**Task instructions**
Output each entry below as it stands, leaving out every picture.

**A run of records**

· · · · · · ·

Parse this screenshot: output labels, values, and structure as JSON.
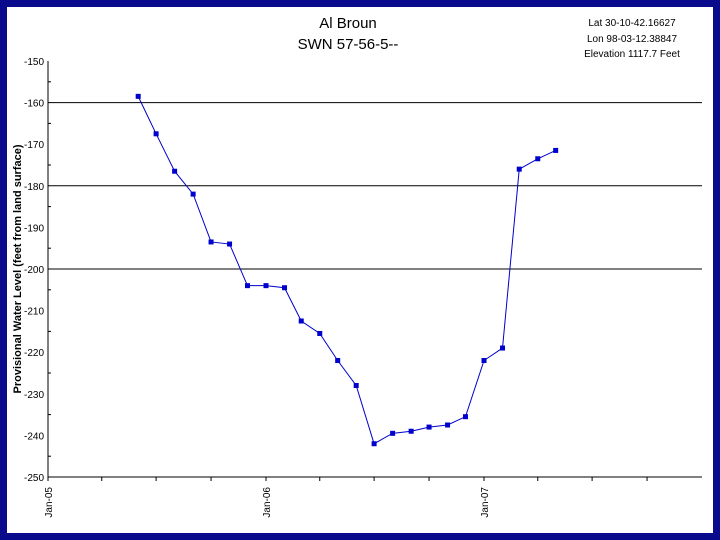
{
  "chart_data": {
    "type": "line",
    "title": "Al Broun",
    "subtitle": "SWN 57-56-5--",
    "annotations": [
      "Lat 30-10-42.16627",
      "Lon 98-03-12.38847",
      "Elevation 1117.7 Feet"
    ],
    "ylabel": "Provisional Water Level (feet from land surface)",
    "xlabel": "",
    "ylim": [
      -250,
      -150
    ],
    "yticks": [
      "-150",
      "-160",
      "-170",
      "-180",
      "-190",
      "-200",
      "-210",
      "-220",
      "-230",
      "-240",
      "-250"
    ],
    "yticks_values": [
      -150,
      -160,
      -170,
      -180,
      -190,
      -200,
      -210,
      -220,
      -230,
      -240,
      -250
    ],
    "xlim": [
      "2005-01-01",
      "2008-01-01"
    ],
    "xticks": [
      "Jan-05",
      "Jan-06",
      "Jan-07"
    ],
    "xticks_dates": [
      "2005-01-01",
      "2006-01-01",
      "2007-01-01"
    ],
    "gridlines_y": [
      -160,
      -180,
      -200
    ],
    "legend": "none",
    "marker_color": "#0000cc",
    "line_color": "#0000cc",
    "series": [
      {
        "x": [
          "2005-06-01",
          "2005-07-01",
          "2005-08-01",
          "2005-09-01",
          "2005-10-01",
          "2005-11-01",
          "2005-12-01",
          "2006-01-01",
          "2006-02-01",
          "2006-03-01",
          "2006-04-01",
          "2006-05-01",
          "2006-06-01",
          "2006-07-01",
          "2006-08-01",
          "2006-09-01",
          "2006-10-01",
          "2006-11-01",
          "2006-12-01",
          "2007-01-01",
          "2007-02-01",
          "2007-03-01",
          "2007-04-01",
          "2007-05-01",
          "2007-06-01",
          "2007-07-01"
        ],
        "values": [
          -158.5,
          -167.5,
          -176.5,
          -182,
          -193.5,
          -194,
          -204,
          -204,
          -204.5,
          -212.5,
          -215.5,
          -222,
          -228,
          -242,
          -239.5,
          -239,
          -238,
          -237.5,
          -235.5,
          -222,
          -219,
          -176,
          -173.5,
          -171.5,
          null,
          null
        ]
      }
    ]
  }
}
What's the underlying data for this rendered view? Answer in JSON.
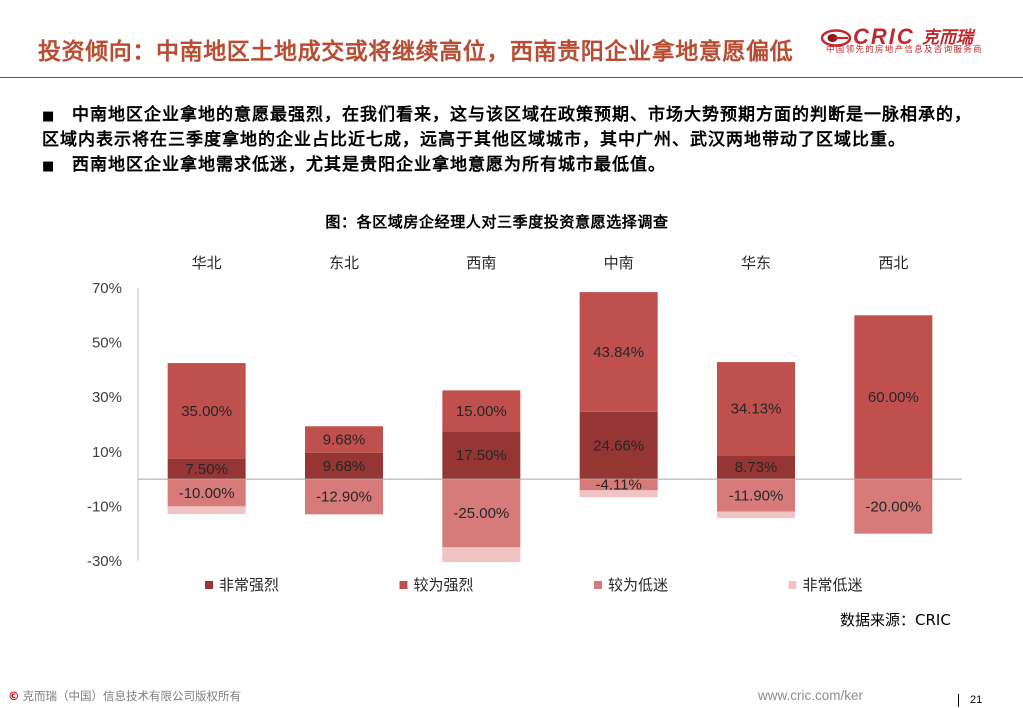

· · · · · · ·

**Solution to this problem**
Parse this screenshot: output labels, values, and structure as JSON.
{
  "chart_data": {
    "type": "line",
    "title": "Al Broun",
    "subtitle": "SWN 57-56-5--",
    "annotations": [
      "Lat 30-10-42.16627",
      "Lon 98-03-12.38847",
      "Elevation 1117.7 Feet"
    ],
    "ylabel": "Provisional Water Level (feet from land surface)",
    "xlabel": "",
    "ylim": [
      -250,
      -150
    ],
    "yticks": [
      "-150",
      "-160",
      "-170",
      "-180",
      "-190",
      "-200",
      "-210",
      "-220",
      "-230",
      "-240",
      "-250"
    ],
    "yticks_values": [
      -150,
      -160,
      -170,
      -180,
      -190,
      -200,
      -210,
      -220,
      -230,
      -240,
      -250
    ],
    "xlim": [
      "2005-01-01",
      "2008-01-01"
    ],
    "xticks": [
      "Jan-05",
      "Jan-06",
      "Jan-07"
    ],
    "xticks_dates": [
      "2005-01-01",
      "2006-01-01",
      "2007-01-01"
    ],
    "gridlines_y": [
      -160,
      -180,
      -200
    ],
    "legend": "none",
    "marker_color": "#0000cc",
    "line_color": "#0000cc",
    "series": [
      {
        "x": [
          "2005-06-01",
          "2005-07-01",
          "2005-08-01",
          "2005-09-01",
          "2005-10-01",
          "2005-11-01",
          "2005-12-01",
          "2006-01-01",
          "2006-02-01",
          "2006-03-01",
          "2006-04-01",
          "2006-05-01",
          "2006-06-01",
          "2006-07-01",
          "2006-08-01",
          "2006-09-01",
          "2006-10-01",
          "2006-11-01",
          "2006-12-01",
          "2007-01-01",
          "2007-02-01",
          "2007-03-01",
          "2007-04-01",
          "2007-05-01",
          "2007-06-01",
          "2007-07-01"
        ],
        "values": [
          -158.5,
          -167.5,
          -176.5,
          -182,
          -193.5,
          -194,
          -204,
          -204,
          -204.5,
          -212.5,
          -215.5,
          -222,
          -228,
          -242,
          -239.5,
          -239,
          -238,
          -237.5,
          -235.5,
          -222,
          -219,
          -176,
          -173.5,
          -171.5,
          null,
          null
        ]
      }
    ]
  }
}
What's the underlying data for this rendered view? Answer in JSON.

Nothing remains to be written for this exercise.